## Exercise materials
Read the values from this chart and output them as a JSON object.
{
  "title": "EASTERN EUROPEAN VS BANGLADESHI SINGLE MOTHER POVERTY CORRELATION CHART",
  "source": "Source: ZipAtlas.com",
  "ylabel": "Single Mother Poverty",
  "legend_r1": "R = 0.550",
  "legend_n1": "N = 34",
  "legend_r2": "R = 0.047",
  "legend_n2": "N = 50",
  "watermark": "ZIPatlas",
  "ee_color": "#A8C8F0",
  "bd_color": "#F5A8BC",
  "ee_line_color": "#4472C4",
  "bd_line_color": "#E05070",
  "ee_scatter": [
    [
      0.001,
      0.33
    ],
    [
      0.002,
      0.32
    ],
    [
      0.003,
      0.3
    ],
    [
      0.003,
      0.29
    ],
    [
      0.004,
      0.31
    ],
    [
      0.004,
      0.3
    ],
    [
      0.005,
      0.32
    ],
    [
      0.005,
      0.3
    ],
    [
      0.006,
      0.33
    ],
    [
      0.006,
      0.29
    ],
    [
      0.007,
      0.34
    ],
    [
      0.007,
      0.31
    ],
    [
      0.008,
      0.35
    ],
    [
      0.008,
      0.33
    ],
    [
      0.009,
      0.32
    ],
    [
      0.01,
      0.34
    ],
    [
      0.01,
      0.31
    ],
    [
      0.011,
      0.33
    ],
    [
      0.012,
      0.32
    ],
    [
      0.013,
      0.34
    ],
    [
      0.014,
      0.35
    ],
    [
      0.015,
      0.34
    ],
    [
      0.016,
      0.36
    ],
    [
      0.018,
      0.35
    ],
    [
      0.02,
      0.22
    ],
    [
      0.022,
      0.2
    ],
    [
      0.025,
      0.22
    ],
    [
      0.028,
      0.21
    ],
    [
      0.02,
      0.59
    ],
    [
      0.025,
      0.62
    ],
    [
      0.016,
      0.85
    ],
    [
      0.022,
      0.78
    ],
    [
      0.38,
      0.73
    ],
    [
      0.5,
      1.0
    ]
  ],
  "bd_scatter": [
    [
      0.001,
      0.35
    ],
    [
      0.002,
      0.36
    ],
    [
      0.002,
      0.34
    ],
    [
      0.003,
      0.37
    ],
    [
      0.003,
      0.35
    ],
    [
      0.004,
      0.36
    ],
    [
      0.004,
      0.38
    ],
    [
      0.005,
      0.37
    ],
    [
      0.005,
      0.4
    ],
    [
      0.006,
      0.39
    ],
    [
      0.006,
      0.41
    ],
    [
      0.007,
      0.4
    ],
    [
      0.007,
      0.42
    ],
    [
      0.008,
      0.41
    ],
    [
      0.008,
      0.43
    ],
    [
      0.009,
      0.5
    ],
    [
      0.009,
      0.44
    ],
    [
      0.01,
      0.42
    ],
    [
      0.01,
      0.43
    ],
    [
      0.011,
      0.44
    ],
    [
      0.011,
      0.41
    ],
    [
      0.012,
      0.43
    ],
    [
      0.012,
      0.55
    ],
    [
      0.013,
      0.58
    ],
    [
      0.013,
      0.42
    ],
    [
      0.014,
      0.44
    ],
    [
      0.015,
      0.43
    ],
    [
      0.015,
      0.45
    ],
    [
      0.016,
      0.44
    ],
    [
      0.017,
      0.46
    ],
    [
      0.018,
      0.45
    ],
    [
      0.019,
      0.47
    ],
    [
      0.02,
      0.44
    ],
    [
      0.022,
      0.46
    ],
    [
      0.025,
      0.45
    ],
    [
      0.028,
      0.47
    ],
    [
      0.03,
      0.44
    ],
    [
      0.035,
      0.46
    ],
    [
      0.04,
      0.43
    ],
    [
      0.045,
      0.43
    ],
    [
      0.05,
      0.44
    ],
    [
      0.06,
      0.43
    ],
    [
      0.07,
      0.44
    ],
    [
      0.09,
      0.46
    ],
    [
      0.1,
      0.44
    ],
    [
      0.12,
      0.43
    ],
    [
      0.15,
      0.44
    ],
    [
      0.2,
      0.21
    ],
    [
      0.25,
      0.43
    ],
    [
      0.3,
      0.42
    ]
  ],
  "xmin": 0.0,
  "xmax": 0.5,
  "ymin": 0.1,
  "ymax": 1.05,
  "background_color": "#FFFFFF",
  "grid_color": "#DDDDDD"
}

## Short task
Write out the whole listing again, exactly as it stands.

## Complete response
Read the values from this chart and output them as a JSON object.
{
  "title": "EASTERN EUROPEAN VS BANGLADESHI SINGLE MOTHER POVERTY CORRELATION CHART",
  "source": "Source: ZipAtlas.com",
  "ylabel": "Single Mother Poverty",
  "legend_r1": "R = 0.550",
  "legend_n1": "N = 34",
  "legend_r2": "R = 0.047",
  "legend_n2": "N = 50",
  "watermark": "ZIPatlas",
  "ee_color": "#A8C8F0",
  "bd_color": "#F5A8BC",
  "ee_line_color": "#4472C4",
  "bd_line_color": "#E05070",
  "ee_scatter": [
    [
      0.001,
      0.33
    ],
    [
      0.002,
      0.32
    ],
    [
      0.003,
      0.3
    ],
    [
      0.003,
      0.29
    ],
    [
      0.004,
      0.31
    ],
    [
      0.004,
      0.3
    ],
    [
      0.005,
      0.32
    ],
    [
      0.005,
      0.3
    ],
    [
      0.006,
      0.33
    ],
    [
      0.006,
      0.29
    ],
    [
      0.007,
      0.34
    ],
    [
      0.007,
      0.31
    ],
    [
      0.008,
      0.35
    ],
    [
      0.008,
      0.33
    ],
    [
      0.009,
      0.32
    ],
    [
      0.01,
      0.34
    ],
    [
      0.01,
      0.31
    ],
    [
      0.011,
      0.33
    ],
    [
      0.012,
      0.32
    ],
    [
      0.013,
      0.34
    ],
    [
      0.014,
      0.35
    ],
    [
      0.015,
      0.34
    ],
    [
      0.016,
      0.36
    ],
    [
      0.018,
      0.35
    ],
    [
      0.02,
      0.22
    ],
    [
      0.022,
      0.2
    ],
    [
      0.025,
      0.22
    ],
    [
      0.028,
      0.21
    ],
    [
      0.02,
      0.59
    ],
    [
      0.025,
      0.62
    ],
    [
      0.016,
      0.85
    ],
    [
      0.022,
      0.78
    ],
    [
      0.38,
      0.73
    ],
    [
      0.5,
      1.0
    ]
  ],
  "bd_scatter": [
    [
      0.001,
      0.35
    ],
    [
      0.002,
      0.36
    ],
    [
      0.002,
      0.34
    ],
    [
      0.003,
      0.37
    ],
    [
      0.003,
      0.35
    ],
    [
      0.004,
      0.36
    ],
    [
      0.004,
      0.38
    ],
    [
      0.005,
      0.37
    ],
    [
      0.005,
      0.4
    ],
    [
      0.006,
      0.39
    ],
    [
      0.006,
      0.41
    ],
    [
      0.007,
      0.4
    ],
    [
      0.007,
      0.42
    ],
    [
      0.008,
      0.41
    ],
    [
      0.008,
      0.43
    ],
    [
      0.009,
      0.5
    ],
    [
      0.009,
      0.44
    ],
    [
      0.01,
      0.42
    ],
    [
      0.01,
      0.43
    ],
    [
      0.011,
      0.44
    ],
    [
      0.011,
      0.41
    ],
    [
      0.012,
      0.43
    ],
    [
      0.012,
      0.55
    ],
    [
      0.013,
      0.58
    ],
    [
      0.013,
      0.42
    ],
    [
      0.014,
      0.44
    ],
    [
      0.015,
      0.43
    ],
    [
      0.015,
      0.45
    ],
    [
      0.016,
      0.44
    ],
    [
      0.017,
      0.46
    ],
    [
      0.018,
      0.45
    ],
    [
      0.019,
      0.47
    ],
    [
      0.02,
      0.44
    ],
    [
      0.022,
      0.46
    ],
    [
      0.025,
      0.45
    ],
    [
      0.028,
      0.47
    ],
    [
      0.03,
      0.44
    ],
    [
      0.035,
      0.46
    ],
    [
      0.04,
      0.43
    ],
    [
      0.045,
      0.43
    ],
    [
      0.05,
      0.44
    ],
    [
      0.06,
      0.43
    ],
    [
      0.07,
      0.44
    ],
    [
      0.09,
      0.46
    ],
    [
      0.1,
      0.44
    ],
    [
      0.12,
      0.43
    ],
    [
      0.15,
      0.44
    ],
    [
      0.2,
      0.21
    ],
    [
      0.25,
      0.43
    ],
    [
      0.3,
      0.42
    ]
  ],
  "xmin": 0.0,
  "xmax": 0.5,
  "ymin": 0.1,
  "ymax": 1.05,
  "background_color": "#FFFFFF",
  "grid_color": "#DDDDDD"
}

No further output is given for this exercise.